#### Your objective:
Scan the lines below for the word "glemmer". Copy each line you find it in.

(Data items)
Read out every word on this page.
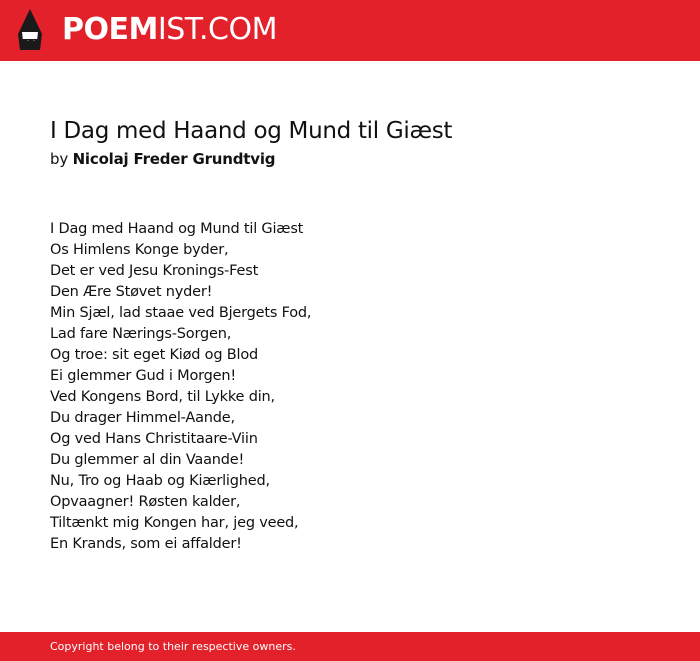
POEMIST.COM
I Dag med Haand og Mund til Giæst
by Nicolaj Freder Grundtvig
I Dag med Haand og Mund til Giæst
Os Himlens Konge byder,
Det er ved Jesu Kronings-Fest
Den Ære Støvet nyder!
Min Sjæl, lad staae ved Bjergets Fod,
Lad fare Nærings-Sorgen,
Og troe: sit eget Kiød og Blod
Ei glemmer Gud i Morgen!
Ved Kongens Bord, til Lykke din,
Du drager Himmel-Aande,
Og ved Hans Christitaare-Viin
Du glemmer al din Vaande!
Nu, Tro og Haab og Kiærlighed,
Opvaagner! Røsten kalder,
Tiltænkt mig Kongen har, jeg veed,
En Krands, som ei affalder!
Copyright belong to their respective owners.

#### Completed exercise:
Ei glemmer Gud i Morgen!
Du glemmer al din Vaande!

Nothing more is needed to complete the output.